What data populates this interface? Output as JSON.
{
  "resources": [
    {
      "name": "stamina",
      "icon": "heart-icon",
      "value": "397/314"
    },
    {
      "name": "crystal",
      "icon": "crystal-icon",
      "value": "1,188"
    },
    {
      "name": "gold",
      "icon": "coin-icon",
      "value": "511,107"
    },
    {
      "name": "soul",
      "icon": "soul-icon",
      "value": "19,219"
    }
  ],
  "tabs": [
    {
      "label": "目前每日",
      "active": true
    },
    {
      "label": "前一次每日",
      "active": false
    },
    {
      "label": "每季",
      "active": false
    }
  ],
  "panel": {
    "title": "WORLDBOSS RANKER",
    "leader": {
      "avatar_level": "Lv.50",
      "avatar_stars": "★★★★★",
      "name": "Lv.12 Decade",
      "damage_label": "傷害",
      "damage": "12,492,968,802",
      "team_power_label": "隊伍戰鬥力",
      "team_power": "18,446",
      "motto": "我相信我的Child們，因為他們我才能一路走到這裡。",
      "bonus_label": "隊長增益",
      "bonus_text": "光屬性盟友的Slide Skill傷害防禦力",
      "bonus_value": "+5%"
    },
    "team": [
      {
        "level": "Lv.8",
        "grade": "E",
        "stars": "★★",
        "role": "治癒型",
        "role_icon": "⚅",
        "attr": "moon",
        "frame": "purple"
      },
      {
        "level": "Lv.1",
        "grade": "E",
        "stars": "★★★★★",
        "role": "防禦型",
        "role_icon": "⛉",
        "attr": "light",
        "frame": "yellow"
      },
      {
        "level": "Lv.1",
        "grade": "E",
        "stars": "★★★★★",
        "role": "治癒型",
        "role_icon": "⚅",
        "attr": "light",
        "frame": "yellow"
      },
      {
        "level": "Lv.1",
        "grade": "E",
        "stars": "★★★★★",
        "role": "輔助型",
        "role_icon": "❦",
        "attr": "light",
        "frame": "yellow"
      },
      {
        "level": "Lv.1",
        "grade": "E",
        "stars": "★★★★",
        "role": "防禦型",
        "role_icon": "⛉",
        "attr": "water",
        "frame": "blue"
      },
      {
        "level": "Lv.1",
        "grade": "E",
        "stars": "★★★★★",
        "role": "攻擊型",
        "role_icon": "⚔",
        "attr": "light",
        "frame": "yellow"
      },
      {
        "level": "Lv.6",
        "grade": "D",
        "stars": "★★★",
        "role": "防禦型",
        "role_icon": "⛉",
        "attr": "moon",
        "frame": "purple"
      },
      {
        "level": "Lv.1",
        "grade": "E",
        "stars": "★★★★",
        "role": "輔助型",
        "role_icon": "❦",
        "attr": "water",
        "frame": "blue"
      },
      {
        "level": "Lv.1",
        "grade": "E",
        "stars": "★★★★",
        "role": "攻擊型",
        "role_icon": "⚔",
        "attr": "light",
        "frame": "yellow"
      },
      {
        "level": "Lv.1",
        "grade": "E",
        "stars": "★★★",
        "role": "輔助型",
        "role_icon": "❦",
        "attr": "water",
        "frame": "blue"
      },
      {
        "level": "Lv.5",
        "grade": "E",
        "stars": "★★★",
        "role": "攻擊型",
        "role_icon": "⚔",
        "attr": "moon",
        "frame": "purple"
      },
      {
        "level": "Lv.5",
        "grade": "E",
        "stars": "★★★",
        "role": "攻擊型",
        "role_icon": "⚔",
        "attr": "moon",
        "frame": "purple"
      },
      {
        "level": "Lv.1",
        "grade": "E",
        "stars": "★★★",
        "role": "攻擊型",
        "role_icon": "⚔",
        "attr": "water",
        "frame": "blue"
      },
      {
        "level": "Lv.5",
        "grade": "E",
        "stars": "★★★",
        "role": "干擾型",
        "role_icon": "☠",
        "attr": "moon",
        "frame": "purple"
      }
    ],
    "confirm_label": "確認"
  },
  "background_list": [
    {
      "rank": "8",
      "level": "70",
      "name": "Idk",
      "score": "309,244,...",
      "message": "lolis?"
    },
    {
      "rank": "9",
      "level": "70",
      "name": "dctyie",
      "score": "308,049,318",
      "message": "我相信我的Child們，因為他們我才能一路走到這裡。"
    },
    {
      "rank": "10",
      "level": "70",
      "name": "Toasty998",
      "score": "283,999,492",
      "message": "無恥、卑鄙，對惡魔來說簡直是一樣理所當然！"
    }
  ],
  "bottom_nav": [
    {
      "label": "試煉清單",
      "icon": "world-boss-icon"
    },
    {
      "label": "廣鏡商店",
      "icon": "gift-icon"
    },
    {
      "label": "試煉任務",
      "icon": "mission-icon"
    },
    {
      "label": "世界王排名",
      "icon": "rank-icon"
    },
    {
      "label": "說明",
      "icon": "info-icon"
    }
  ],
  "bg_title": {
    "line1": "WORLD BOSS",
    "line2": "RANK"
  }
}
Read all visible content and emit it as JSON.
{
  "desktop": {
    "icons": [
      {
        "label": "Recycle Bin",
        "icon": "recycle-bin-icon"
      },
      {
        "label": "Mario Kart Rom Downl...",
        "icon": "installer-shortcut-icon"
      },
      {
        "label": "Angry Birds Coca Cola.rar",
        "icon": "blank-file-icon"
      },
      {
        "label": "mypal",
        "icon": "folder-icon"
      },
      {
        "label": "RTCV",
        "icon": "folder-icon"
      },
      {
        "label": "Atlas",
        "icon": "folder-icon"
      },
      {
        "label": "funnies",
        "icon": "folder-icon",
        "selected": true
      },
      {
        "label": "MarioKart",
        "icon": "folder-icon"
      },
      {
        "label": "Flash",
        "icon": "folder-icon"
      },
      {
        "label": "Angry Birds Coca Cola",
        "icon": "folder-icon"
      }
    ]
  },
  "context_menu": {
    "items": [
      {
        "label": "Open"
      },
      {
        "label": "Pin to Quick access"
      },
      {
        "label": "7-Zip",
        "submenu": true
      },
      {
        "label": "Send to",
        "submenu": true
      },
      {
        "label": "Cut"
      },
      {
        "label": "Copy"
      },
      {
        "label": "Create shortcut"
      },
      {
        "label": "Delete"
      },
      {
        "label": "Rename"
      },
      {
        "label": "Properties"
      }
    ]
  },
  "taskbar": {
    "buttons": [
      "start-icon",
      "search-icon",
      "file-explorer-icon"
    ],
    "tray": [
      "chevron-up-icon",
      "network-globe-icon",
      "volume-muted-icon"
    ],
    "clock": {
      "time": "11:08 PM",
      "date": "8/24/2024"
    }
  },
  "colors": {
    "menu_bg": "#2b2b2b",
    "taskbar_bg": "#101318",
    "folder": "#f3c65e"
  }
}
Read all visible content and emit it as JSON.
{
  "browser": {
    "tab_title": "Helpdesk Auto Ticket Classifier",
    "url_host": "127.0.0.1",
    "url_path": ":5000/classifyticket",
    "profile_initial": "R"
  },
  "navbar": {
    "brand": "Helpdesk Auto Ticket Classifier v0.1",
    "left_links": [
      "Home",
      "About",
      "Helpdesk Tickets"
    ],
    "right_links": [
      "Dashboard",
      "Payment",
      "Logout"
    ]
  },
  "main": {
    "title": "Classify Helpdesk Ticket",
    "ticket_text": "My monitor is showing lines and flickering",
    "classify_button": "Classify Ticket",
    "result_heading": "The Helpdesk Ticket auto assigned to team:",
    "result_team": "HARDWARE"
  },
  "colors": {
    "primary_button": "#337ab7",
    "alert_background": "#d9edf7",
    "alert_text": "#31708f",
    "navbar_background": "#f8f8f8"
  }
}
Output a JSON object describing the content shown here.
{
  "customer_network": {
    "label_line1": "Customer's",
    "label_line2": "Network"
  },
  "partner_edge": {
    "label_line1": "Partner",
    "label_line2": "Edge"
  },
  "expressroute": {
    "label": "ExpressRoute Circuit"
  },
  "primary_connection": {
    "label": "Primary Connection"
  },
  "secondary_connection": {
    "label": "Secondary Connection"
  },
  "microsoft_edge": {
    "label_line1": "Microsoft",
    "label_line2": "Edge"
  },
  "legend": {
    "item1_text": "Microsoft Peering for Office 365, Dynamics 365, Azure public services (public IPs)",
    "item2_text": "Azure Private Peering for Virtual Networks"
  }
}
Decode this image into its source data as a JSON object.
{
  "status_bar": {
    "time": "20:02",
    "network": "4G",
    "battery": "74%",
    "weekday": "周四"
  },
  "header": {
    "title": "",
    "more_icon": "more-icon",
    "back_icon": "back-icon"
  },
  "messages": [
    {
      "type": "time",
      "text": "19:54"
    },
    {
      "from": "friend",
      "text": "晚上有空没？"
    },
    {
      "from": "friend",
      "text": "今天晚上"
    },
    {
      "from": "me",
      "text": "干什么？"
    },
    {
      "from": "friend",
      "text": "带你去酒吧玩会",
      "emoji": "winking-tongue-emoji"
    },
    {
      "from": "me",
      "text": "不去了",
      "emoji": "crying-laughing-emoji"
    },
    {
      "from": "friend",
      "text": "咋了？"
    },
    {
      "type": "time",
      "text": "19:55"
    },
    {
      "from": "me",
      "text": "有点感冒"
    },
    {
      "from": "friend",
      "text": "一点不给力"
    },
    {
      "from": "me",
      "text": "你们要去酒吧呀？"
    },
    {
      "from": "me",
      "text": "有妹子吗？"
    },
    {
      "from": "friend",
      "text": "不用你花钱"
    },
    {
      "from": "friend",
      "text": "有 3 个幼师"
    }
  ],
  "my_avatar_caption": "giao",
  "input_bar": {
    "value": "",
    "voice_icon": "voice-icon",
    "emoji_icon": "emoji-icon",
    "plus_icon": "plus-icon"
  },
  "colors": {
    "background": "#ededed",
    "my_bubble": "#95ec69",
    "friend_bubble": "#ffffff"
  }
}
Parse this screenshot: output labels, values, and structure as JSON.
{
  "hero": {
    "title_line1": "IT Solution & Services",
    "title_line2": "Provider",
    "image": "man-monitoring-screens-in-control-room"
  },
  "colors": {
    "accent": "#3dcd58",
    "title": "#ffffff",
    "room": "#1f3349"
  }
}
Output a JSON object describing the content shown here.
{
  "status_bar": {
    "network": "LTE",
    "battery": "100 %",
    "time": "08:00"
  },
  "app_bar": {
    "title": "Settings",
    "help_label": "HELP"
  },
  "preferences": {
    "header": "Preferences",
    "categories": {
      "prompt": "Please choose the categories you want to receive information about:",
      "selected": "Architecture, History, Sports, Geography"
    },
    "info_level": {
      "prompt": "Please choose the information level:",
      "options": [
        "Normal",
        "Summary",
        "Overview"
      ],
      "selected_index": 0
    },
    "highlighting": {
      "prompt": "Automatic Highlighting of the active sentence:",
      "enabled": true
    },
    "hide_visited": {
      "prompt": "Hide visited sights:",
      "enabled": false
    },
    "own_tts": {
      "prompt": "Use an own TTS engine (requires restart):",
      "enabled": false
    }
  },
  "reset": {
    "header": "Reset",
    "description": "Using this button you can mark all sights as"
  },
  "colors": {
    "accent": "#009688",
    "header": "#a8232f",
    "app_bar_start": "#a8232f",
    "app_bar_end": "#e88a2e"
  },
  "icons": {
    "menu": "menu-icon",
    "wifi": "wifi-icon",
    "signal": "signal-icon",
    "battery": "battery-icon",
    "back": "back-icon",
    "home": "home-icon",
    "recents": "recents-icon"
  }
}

++++++++

→ **Short problem**
Set out every line from the material that contains the string "categories".

→ **Exercise answer**
    "categories": {
      "prompt": "Please choose the categories you want to receive information about:",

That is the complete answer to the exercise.